* [What you are asked to do]:
If a line in the records below contains "morale", copy that line.

* [Record excerpts]:

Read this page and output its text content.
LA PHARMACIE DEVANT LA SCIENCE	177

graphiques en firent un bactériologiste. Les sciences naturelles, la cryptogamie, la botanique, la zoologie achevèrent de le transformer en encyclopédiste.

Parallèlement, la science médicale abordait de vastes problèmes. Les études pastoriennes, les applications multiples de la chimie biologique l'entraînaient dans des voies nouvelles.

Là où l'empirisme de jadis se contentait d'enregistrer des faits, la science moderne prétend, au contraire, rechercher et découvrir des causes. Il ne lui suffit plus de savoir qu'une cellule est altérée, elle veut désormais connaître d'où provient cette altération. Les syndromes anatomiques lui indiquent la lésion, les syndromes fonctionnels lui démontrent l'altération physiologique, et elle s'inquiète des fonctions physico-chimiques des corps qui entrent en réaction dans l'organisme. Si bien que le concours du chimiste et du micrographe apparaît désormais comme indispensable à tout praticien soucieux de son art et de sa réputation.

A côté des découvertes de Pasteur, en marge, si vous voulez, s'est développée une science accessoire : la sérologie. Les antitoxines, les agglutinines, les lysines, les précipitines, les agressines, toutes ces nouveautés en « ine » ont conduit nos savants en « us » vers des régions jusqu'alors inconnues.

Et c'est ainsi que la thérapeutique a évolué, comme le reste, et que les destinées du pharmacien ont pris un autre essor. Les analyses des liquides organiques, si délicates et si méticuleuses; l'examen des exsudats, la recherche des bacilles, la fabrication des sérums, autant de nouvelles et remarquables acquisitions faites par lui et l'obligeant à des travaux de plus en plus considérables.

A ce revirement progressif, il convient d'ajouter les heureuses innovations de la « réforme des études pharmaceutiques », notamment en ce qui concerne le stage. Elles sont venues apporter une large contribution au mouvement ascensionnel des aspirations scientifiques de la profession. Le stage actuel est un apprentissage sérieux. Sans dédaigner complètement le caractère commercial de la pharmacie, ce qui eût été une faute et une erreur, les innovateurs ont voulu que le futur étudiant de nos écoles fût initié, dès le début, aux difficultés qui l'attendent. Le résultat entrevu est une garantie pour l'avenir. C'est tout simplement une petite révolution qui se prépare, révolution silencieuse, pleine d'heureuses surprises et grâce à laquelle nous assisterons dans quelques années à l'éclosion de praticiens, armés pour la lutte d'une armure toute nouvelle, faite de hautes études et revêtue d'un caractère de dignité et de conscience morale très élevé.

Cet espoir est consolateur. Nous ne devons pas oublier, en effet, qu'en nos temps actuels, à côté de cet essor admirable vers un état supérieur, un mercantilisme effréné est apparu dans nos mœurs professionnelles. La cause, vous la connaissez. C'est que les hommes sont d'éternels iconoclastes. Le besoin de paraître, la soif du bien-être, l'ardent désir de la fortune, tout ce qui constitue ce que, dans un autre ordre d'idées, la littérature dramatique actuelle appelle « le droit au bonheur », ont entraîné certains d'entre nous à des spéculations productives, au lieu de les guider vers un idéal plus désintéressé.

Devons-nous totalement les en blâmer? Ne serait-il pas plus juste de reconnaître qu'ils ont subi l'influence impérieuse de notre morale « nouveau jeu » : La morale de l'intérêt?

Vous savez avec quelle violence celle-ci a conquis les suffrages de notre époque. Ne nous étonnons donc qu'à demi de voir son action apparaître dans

* [Solution to the problem]:
A ce revirement progressif, il convient d'ajouter les heureuses innovations de la « réforme des études pharmaceutiques », notamment en ce qui concerne le stage. Elles sont venues apporter une large contribution au mouvement ascensionnel des aspirations scientifiques de la profession. Le stage actuel est un apprentissage sérieux. Sans dédaigner complètement le caractère commercial de la pharmacie, ce qui eût été une faute et une erreur, les innovateurs ont voulu que le futur étudiant de nos écoles fût initié, dès le début, aux difficultés qui l'attendent. Le résultat entrevu est une garantie pour l'avenir. C'est tout simplement une petite révolution qui se prépare, révolution silencieuse, pleine d'heureuses surprises et grâce à laquelle nous assisterons dans quelques années à l'éclosion de praticiens, armés pour la lutte d'une armure toute nouvelle, faite de hautes études et revêtue d'un caractère de dignité et de conscience morale très élevé.
Devons-nous totalement les en blâmer? Ne serait-il pas plus juste de reconnaître qu'ils ont subi l'influence impérieuse de notre morale « nouveau jeu » : La morale de l'intérêt?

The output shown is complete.